- **To be done**
Produce a word-for-word copy of the listing below without its pictures.

- **Records to process**

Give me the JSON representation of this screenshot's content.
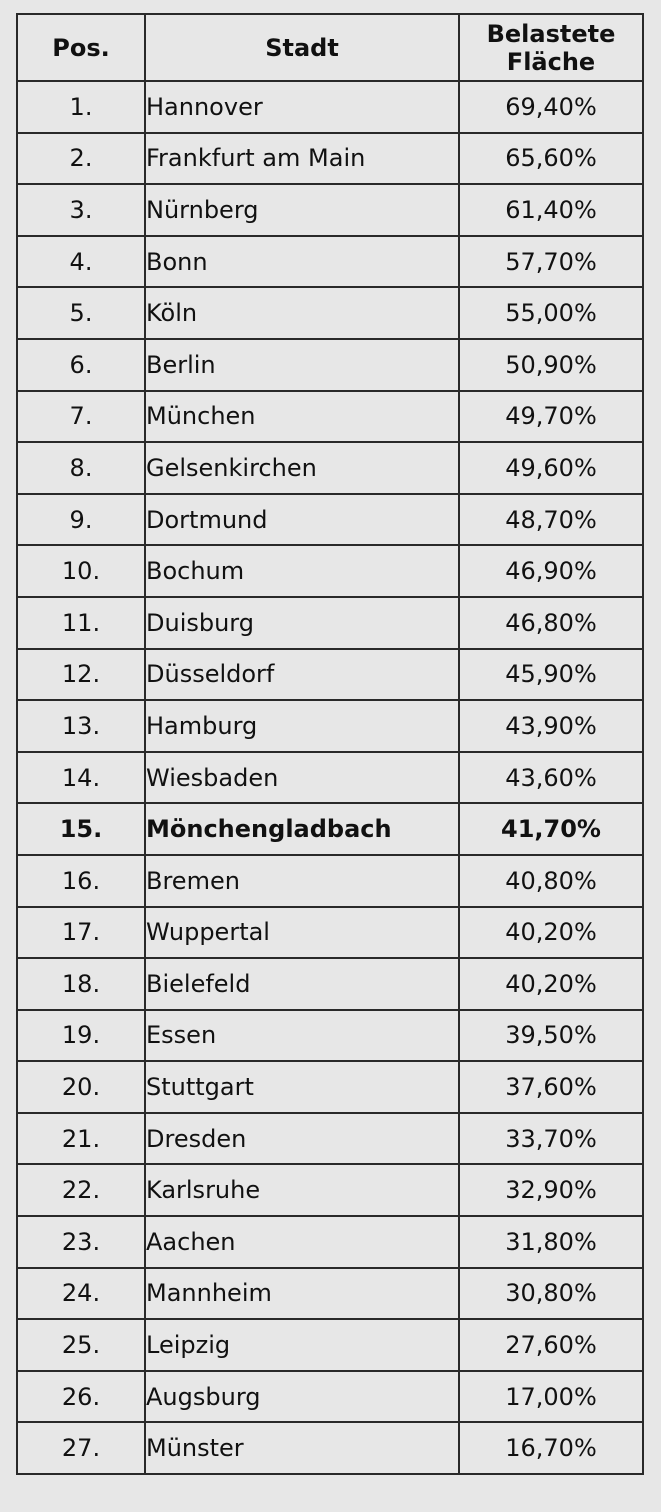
{
  "table": {
    "headers": {
      "pos": "Pos.",
      "city": "Stadt",
      "value_line1": "Belastete",
      "value_line2": "Fläche"
    },
    "highlight_index": 14,
    "rows": [
      {
        "pos": "1.",
        "city": "Hannover",
        "value": "69,40%"
      },
      {
        "pos": "2.",
        "city": "Frankfurt am Main",
        "value": "65,60%"
      },
      {
        "pos": "3.",
        "city": "Nürnberg",
        "value": "61,40%"
      },
      {
        "pos": "4.",
        "city": "Bonn",
        "value": "57,70%"
      },
      {
        "pos": "5.",
        "city": "Köln",
        "value": "55,00%"
      },
      {
        "pos": "6.",
        "city": "Berlin",
        "value": "50,90%"
      },
      {
        "pos": "7.",
        "city": "München",
        "value": "49,70%"
      },
      {
        "pos": "8.",
        "city": "Gelsenkirchen",
        "value": "49,60%"
      },
      {
        "pos": "9.",
        "city": "Dortmund",
        "value": "48,70%"
      },
      {
        "pos": "10.",
        "city": "Bochum",
        "value": "46,90%"
      },
      {
        "pos": "11.",
        "city": "Duisburg",
        "value": "46,80%"
      },
      {
        "pos": "12.",
        "city": "Düsseldorf",
        "value": "45,90%"
      },
      {
        "pos": "13.",
        "city": "Hamburg",
        "value": "43,90%"
      },
      {
        "pos": "14.",
        "city": "Wiesbaden",
        "value": "43,60%"
      },
      {
        "pos": "15.",
        "city": "Mönchengladbach",
        "value": "41,70%"
      },
      {
        "pos": "16.",
        "city": "Bremen",
        "value": "40,80%"
      },
      {
        "pos": "17.",
        "city": "Wuppertal",
        "value": "40,20%"
      },
      {
        "pos": "18.",
        "city": "Bielefeld",
        "value": "40,20%"
      },
      {
        "pos": "19.",
        "city": "Essen",
        "value": "39,50%"
      },
      {
        "pos": "20.",
        "city": "Stuttgart",
        "value": "37,60%"
      },
      {
        "pos": "21.",
        "city": "Dresden",
        "value": "33,70%"
      },
      {
        "pos": "22.",
        "city": "Karlsruhe",
        "value": "32,90%"
      },
      {
        "pos": "23.",
        "city": "Aachen",
        "value": "31,80%"
      },
      {
        "pos": "24.",
        "city": "Mannheim",
        "value": "30,80%"
      },
      {
        "pos": "25.",
        "city": "Leipzig",
        "value": "27,60%"
      },
      {
        "pos": "26.",
        "city": "Augsburg",
        "value": "17,00%"
      },
      {
        "pos": "27.",
        "city": "Münster",
        "value": "16,70%"
      }
    ]
  }
}
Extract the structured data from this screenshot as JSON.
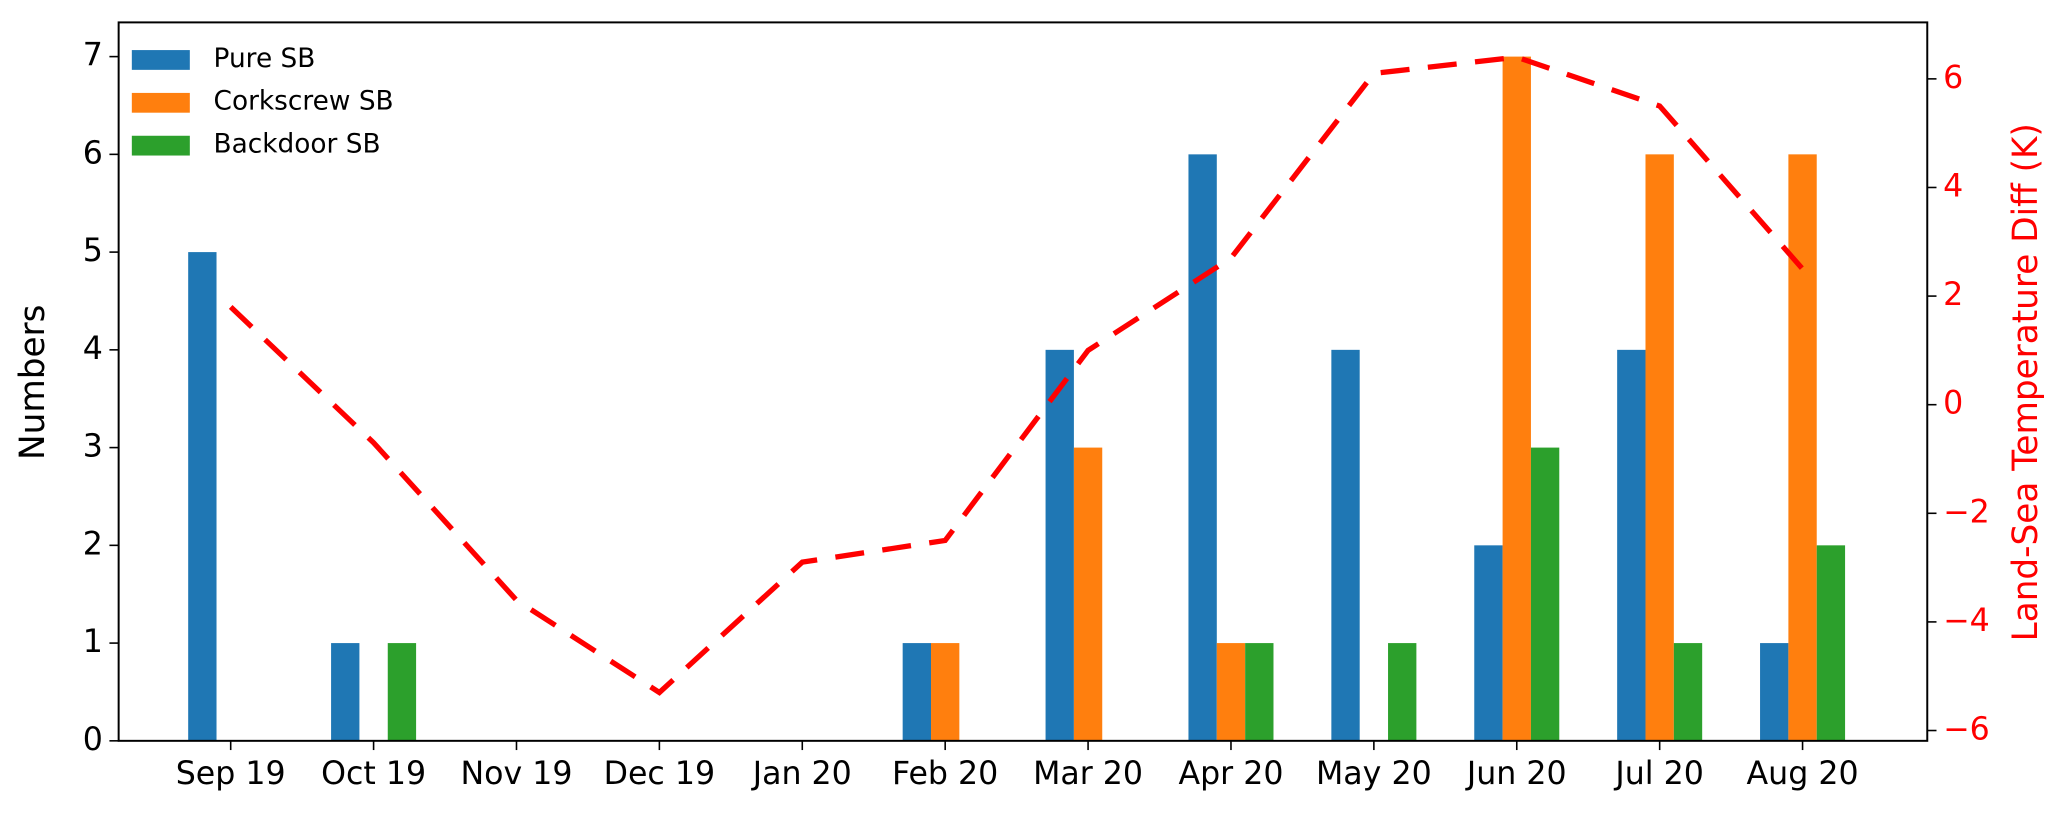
{
  "chart_data": {
    "type": "bar",
    "categories": [
      "Sep 19",
      "Oct 19",
      "Nov 19",
      "Dec 19",
      "Jan 20",
      "Feb 20",
      "Mar 20",
      "Apr 20",
      "May 20",
      "Jun 20",
      "Jul 20",
      "Aug 20"
    ],
    "series": [
      {
        "name": "Pure SB",
        "color": "#1f77b4",
        "values": [
          5,
          1,
          0,
          0,
          0,
          1,
          4,
          6,
          4,
          2,
          4,
          1
        ]
      },
      {
        "name": "Corkscrew SB",
        "color": "#ff7f0e",
        "values": [
          0,
          0,
          0,
          0,
          0,
          1,
          3,
          1,
          0,
          7,
          6,
          6
        ]
      },
      {
        "name": "Backdoor SB",
        "color": "#2ca02c",
        "values": [
          0,
          1,
          0,
          0,
          0,
          0,
          0,
          1,
          1,
          3,
          1,
          2
        ]
      }
    ],
    "line": {
      "type": "line",
      "color": "#ff0000",
      "axis": "y2",
      "values": [
        1.8,
        -0.7,
        -3.6,
        -5.3,
        -2.9,
        -2.5,
        1.0,
        2.7,
        6.1,
        6.4,
        5.5,
        2.5
      ]
    },
    "ylabel": "Numbers",
    "y2label": "Land-Sea Temperature Diff (K)",
    "ylim": [
      0,
      7.35
    ],
    "yticks": [
      0,
      1,
      2,
      3,
      4,
      5,
      6,
      7
    ],
    "y2lim": [
      -6.19,
      7.04
    ],
    "y2ticks": [
      {
        "value": -6,
        "label": "−6"
      },
      {
        "value": -4,
        "label": "−4"
      },
      {
        "value": -2,
        "label": "−2"
      },
      0,
      2,
      4,
      6
    ],
    "legend": "upper left"
  }
}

- **Exercise response**
Give me the JSON representation of this screenshot's content.
{
  "table": {
    "headers": {
      "pos": "Pos.",
      "city": "Stadt",
      "value_line1": "Belastete",
      "value_line2": "Fläche"
    },
    "highlight_index": 14,
    "rows": [
      {
        "pos": "1.",
        "city": "Hannover",
        "value": "69,40%"
      },
      {
        "pos": "2.",
        "city": "Frankfurt am Main",
        "value": "65,60%"
      },
      {
        "pos": "3.",
        "city": "Nürnberg",
        "value": "61,40%"
      },
      {
        "pos": "4.",
        "city": "Bonn",
        "value": "57,70%"
      },
      {
        "pos": "5.",
        "city": "Köln",
        "value": "55,00%"
      },
      {
        "pos": "6.",
        "city": "Berlin",
        "value": "50,90%"
      },
      {
        "pos": "7.",
        "city": "München",
        "value": "49,70%"
      },
      {
        "pos": "8.",
        "city": "Gelsenkirchen",
        "value": "49,60%"
      },
      {
        "pos": "9.",
        "city": "Dortmund",
        "value": "48,70%"
      },
      {
        "pos": "10.",
        "city": "Bochum",
        "value": "46,90%"
      },
      {
        "pos": "11.",
        "city": "Duisburg",
        "value": "46,80%"
      },
      {
        "pos": "12.",
        "city": "Düsseldorf",
        "value": "45,90%"
      },
      {
        "pos": "13.",
        "city": "Hamburg",
        "value": "43,90%"
      },
      {
        "pos": "14.",
        "city": "Wiesbaden",
        "value": "43,60%"
      },
      {
        "pos": "15.",
        "city": "Mönchengladbach",
        "value": "41,70%"
      },
      {
        "pos": "16.",
        "city": "Bremen",
        "value": "40,80%"
      },
      {
        "pos": "17.",
        "city": "Wuppertal",
        "value": "40,20%"
      },
      {
        "pos": "18.",
        "city": "Bielefeld",
        "value": "40,20%"
      },
      {
        "pos": "19.",
        "city": "Essen",
        "value": "39,50%"
      },
      {
        "pos": "20.",
        "city": "Stuttgart",
        "value": "37,60%"
      },
      {
        "pos": "21.",
        "city": "Dresden",
        "value": "33,70%"
      },
      {
        "pos": "22.",
        "city": "Karlsruhe",
        "value": "32,90%"
      },
      {
        "pos": "23.",
        "city": "Aachen",
        "value": "31,80%"
      },
      {
        "pos": "24.",
        "city": "Mannheim",
        "value": "30,80%"
      },
      {
        "pos": "25.",
        "city": "Leipzig",
        "value": "27,60%"
      },
      {
        "pos": "26.",
        "city": "Augsburg",
        "value": "17,00%"
      },
      {
        "pos": "27.",
        "city": "Münster",
        "value": "16,70%"
      }
    ]
  }
}
Extract the structured data from this screenshot as JSON.
{
  "chart_data": {
    "type": "bar",
    "categories": [
      "Sep 19",
      "Oct 19",
      "Nov 19",
      "Dec 19",
      "Jan 20",
      "Feb 20",
      "Mar 20",
      "Apr 20",
      "May 20",
      "Jun 20",
      "Jul 20",
      "Aug 20"
    ],
    "series": [
      {
        "name": "Pure SB",
        "color": "#1f77b4",
        "values": [
          5,
          1,
          0,
          0,
          0,
          1,
          4,
          6,
          4,
          2,
          4,
          1
        ]
      },
      {
        "name": "Corkscrew SB",
        "color": "#ff7f0e",
        "values": [
          0,
          0,
          0,
          0,
          0,
          1,
          3,
          1,
          0,
          7,
          6,
          6
        ]
      },
      {
        "name": "Backdoor SB",
        "color": "#2ca02c",
        "values": [
          0,
          1,
          0,
          0,
          0,
          0,
          0,
          1,
          1,
          3,
          1,
          2
        ]
      }
    ],
    "line": {
      "type": "line",
      "color": "#ff0000",
      "axis": "y2",
      "values": [
        1.8,
        -0.7,
        -3.6,
        -5.3,
        -2.9,
        -2.5,
        1.0,
        2.7,
        6.1,
        6.4,
        5.5,
        2.5
      ]
    },
    "ylabel": "Numbers",
    "y2label": "Land-Sea Temperature Diff (K)",
    "ylim": [
      0,
      7.35
    ],
    "yticks": [
      0,
      1,
      2,
      3,
      4,
      5,
      6,
      7
    ],
    "y2lim": [
      -6.19,
      7.04
    ],
    "y2ticks": [
      {
        "value": -6,
        "label": "−6"
      },
      {
        "value": -4,
        "label": "−4"
      },
      {
        "value": -2,
        "label": "−2"
      },
      0,
      2,
      4,
      6
    ],
    "legend": "upper left"
  }
}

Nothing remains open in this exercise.